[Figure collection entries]
^^^^

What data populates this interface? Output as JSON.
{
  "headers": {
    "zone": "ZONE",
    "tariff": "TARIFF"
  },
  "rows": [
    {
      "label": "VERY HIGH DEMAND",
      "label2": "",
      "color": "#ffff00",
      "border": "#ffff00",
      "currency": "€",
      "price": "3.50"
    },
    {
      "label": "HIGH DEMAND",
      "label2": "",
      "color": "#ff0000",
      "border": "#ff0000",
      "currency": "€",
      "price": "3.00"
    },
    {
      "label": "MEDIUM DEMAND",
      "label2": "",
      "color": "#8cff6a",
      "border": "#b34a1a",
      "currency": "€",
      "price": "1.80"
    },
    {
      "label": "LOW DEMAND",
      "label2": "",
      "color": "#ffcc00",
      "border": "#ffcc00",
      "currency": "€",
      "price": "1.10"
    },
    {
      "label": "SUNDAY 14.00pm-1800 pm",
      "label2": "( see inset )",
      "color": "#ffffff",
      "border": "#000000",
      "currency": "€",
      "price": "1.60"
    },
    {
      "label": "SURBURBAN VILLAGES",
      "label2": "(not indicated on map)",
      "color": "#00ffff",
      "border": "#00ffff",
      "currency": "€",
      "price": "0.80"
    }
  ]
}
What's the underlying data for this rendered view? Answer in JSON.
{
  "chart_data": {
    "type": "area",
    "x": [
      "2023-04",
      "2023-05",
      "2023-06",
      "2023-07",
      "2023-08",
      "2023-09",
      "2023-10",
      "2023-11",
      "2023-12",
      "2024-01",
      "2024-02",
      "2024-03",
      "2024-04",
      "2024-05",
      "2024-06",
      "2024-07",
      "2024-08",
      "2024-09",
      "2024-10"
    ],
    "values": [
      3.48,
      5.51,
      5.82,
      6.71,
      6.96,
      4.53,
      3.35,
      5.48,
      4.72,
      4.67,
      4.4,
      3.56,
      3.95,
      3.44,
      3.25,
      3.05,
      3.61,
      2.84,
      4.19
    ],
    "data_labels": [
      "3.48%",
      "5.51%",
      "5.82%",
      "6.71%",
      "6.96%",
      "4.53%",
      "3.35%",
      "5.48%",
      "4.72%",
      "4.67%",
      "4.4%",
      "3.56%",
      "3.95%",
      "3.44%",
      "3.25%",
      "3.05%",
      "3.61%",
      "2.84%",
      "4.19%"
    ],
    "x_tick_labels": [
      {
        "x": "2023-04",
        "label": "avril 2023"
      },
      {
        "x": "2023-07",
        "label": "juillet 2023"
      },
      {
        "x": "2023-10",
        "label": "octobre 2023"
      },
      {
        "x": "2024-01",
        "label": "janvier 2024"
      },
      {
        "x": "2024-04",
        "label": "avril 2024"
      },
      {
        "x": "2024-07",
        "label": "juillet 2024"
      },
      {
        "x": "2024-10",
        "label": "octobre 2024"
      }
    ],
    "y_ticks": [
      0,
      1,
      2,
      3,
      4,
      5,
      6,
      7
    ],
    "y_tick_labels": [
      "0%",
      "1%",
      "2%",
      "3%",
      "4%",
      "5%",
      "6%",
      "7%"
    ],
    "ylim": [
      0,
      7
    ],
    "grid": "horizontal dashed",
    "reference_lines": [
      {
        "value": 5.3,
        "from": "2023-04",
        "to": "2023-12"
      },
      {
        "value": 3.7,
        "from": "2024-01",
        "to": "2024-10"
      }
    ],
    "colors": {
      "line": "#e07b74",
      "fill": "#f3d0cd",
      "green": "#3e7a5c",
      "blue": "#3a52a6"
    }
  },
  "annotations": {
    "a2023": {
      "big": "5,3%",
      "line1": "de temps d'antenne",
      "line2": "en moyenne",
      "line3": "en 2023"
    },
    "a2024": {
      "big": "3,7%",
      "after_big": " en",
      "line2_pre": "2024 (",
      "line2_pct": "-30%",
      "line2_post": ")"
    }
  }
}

^^^^

Task instructions — Restate the whole listing exactly.

Exercise output —
What data populates this interface? Output as JSON.
{
  "headers": {
    "zone": "ZONE",
    "tariff": "TARIFF"
  },
  "rows": [
    {
      "label": "VERY HIGH DEMAND",
      "label2": "",
      "color": "#ffff00",
      "border": "#ffff00",
      "currency": "€",
      "price": "3.50"
    },
    {
      "label": "HIGH DEMAND",
      "label2": "",
      "color": "#ff0000",
      "border": "#ff0000",
      "currency": "€",
      "price": "3.00"
    },
    {
      "label": "MEDIUM DEMAND",
      "label2": "",
      "color": "#8cff6a",
      "border": "#b34a1a",
      "currency": "€",
      "price": "1.80"
    },
    {
      "label": "LOW DEMAND",
      "label2": "",
      "color": "#ffcc00",
      "border": "#ffcc00",
      "currency": "€",
      "price": "1.10"
    },
    {
      "label": "SUNDAY 14.00pm-1800 pm",
      "label2": "( see inset )",
      "color": "#ffffff",
      "border": "#000000",
      "currency": "€",
      "price": "1.60"
    },
    {
      "label": "SURBURBAN VILLAGES",
      "label2": "(not indicated on map)",
      "color": "#00ffff",
      "border": "#00ffff",
      "currency": "€",
      "price": "0.80"
    }
  ]
}
What's the underlying data for this rendered view? Answer in JSON.
{
  "chart_data": {
    "type": "area",
    "x": [
      "2023-04",
      "2023-05",
      "2023-06",
      "2023-07",
      "2023-08",
      "2023-09",
      "2023-10",
      "2023-11",
      "2023-12",
      "2024-01",
      "2024-02",
      "2024-03",
      "2024-04",
      "2024-05",
      "2024-06",
      "2024-07",
      "2024-08",
      "2024-09",
      "2024-10"
    ],
    "values": [
      3.48,
      5.51,
      5.82,
      6.71,
      6.96,
      4.53,
      3.35,
      5.48,
      4.72,
      4.67,
      4.4,
      3.56,
      3.95,
      3.44,
      3.25,
      3.05,
      3.61,
      2.84,
      4.19
    ],
    "data_labels": [
      "3.48%",
      "5.51%",
      "5.82%",
      "6.71%",
      "6.96%",
      "4.53%",
      "3.35%",
      "5.48%",
      "4.72%",
      "4.67%",
      "4.4%",
      "3.56%",
      "3.95%",
      "3.44%",
      "3.25%",
      "3.05%",
      "3.61%",
      "2.84%",
      "4.19%"
    ],
    "x_tick_labels": [
      {
        "x": "2023-04",
        "label": "avril 2023"
      },
      {
        "x": "2023-07",
        "label": "juillet 2023"
      },
      {
        "x": "2023-10",
        "label": "octobre 2023"
      },
      {
        "x": "2024-01",
        "label": "janvier 2024"
      },
      {
        "x": "2024-04",
        "label": "avril 2024"
      },
      {
        "x": "2024-07",
        "label": "juillet 2024"
      },
      {
        "x": "2024-10",
        "label": "octobre 2024"
      }
    ],
    "y_ticks": [
      0,
      1,
      2,
      3,
      4,
      5,
      6,
      7
    ],
    "y_tick_labels": [
      "0%",
      "1%",
      "2%",
      "3%",
      "4%",
      "5%",
      "6%",
      "7%"
    ],
    "ylim": [
      0,
      7
    ],
    "grid": "horizontal dashed",
    "reference_lines": [
      {
        "value": 5.3,
        "from": "2023-04",
        "to": "2023-12"
      },
      {
        "value": 3.7,
        "from": "2024-01",
        "to": "2024-10"
      }
    ],
    "colors": {
      "line": "#e07b74",
      "fill": "#f3d0cd",
      "green": "#3e7a5c",
      "blue": "#3a52a6"
    }
  },
  "annotations": {
    "a2023": {
      "big": "5,3%",
      "line1": "de temps d'antenne",
      "line2": "en moyenne",
      "line3": "en 2023"
    },
    "a2024": {
      "big": "3,7%",
      "after_big": " en",
      "line2_pre": "2024 (",
      "line2_pct": "-30%",
      "line2_post": ")"
    }
  }
}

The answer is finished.